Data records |
## BEGIN

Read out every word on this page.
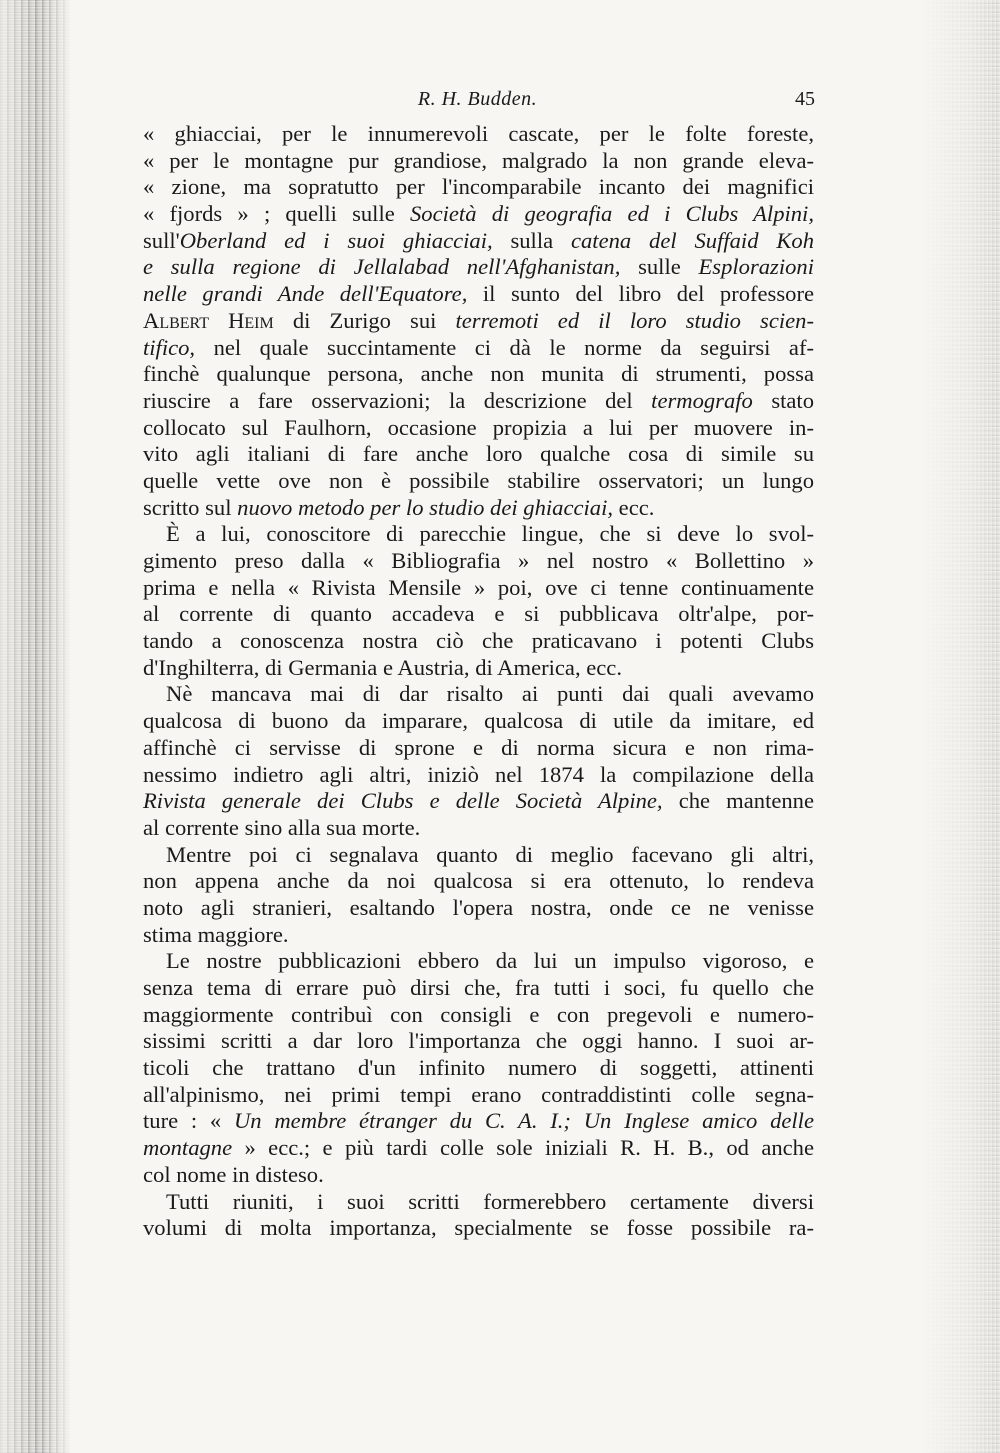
R. H. Budden.	45
« ghiacciai, per le innumerevoli cascate, per le folte foreste,
« per le montagne pur grandiose, malgrado la non grande eleva-
« zione, ma sopratutto per l'incomparabile incanto dei magnifici
« fjords » ; quelli sulle Società di geografia ed i Clubs Alpini,
sull'Oberland ed i suoi ghiacciai, sulla catena del Suffaid Koh
e sulla regione di Jellalabad nell'Afghanistan, sulle Esplorazioni
nelle grandi Ande dell'Equatore, il sunto del libro del professore
Albert Heim di Zurigo sui terremoti ed il loro studio scien-
tifico, nel quale succintamente ci dà le norme da seguirsi af-
finchè qualunque persona, anche non munita di strumenti, possa
riuscire a fare osservazioni; la descrizione del termografo stato
collocato sul Faulhorn, occasione propizia a lui per muovere in-
vito agli italiani di fare anche loro qualche cosa di simile su
quelle vette ove non è possibile stabilire osservatori; un lungo
scritto sul nuovo metodo per lo studio dei ghiacciai, ecc.
È a lui, conoscitore di parecchie lingue, che si deve lo svol-
gimento preso dalla « Bibliografia » nel nostro « Bollettino »
prima e nella « Rivista Mensile » poi, ove ci tenne continuamente
al corrente di quanto accadeva e si pubblicava oltr'alpe, por-
tando a conoscenza nostra ciò che praticavano i potenti Clubs
d'Inghilterra, di Germania e Austria, di America, ecc.
Nè mancava mai di dar risalto ai punti dai quali avevamo
qualcosa di buono da imparare, qualcosa di utile da imitare, ed
affinchè ci servisse di sprone e di norma sicura e non rima-
nessimo indietro agli altri, iniziò nel 1874 la compilazione della
Rivista generale dei Clubs e delle Società Alpine, che mantenne
al corrente sino alla sua morte.
Mentre poi ci segnalava quanto di meglio facevano gli altri,
non appena anche da noi qualcosa si era ottenuto, lo rendeva
noto agli stranieri, esaltando l'opera nostra, onde ce ne venisse
stima maggiore.
Le nostre pubblicazioni ebbero da lui un impulso vigoroso, e
senza tema di errare può dirsi che, fra tutti i soci, fu quello che
maggiormente contribuì con consigli e con pregevoli e numero-
sissimi scritti a dar loro l'importanza che oggi hanno. I suoi ar-
ticoli che trattano d'un infinito numero di soggetti, attinenti
all'alpinismo, nei primi tempi erano contraddistinti colle segna-
ture : « Un membre étranger du C. A. I.; Un Inglese amico delle
montagne » ecc.; e più tardi colle sole iniziali R. H. B., od anche
col nome in disteso.
Tutti riuniti, i suoi scritti formerebbero certamente diversi
volumi di molta importanza, specialmente se fosse possibile ra-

## END

What the exercise asks | Return each line that includes "Clubs".

Output of the exercise |
« fjords » ; quelli sulle Società di geografia ed i Clubs Alpini,
tando a conoscenza nostra ciò che praticavano i potenti Clubs
Rivista generale dei Clubs e delle Società Alpine, che mantenne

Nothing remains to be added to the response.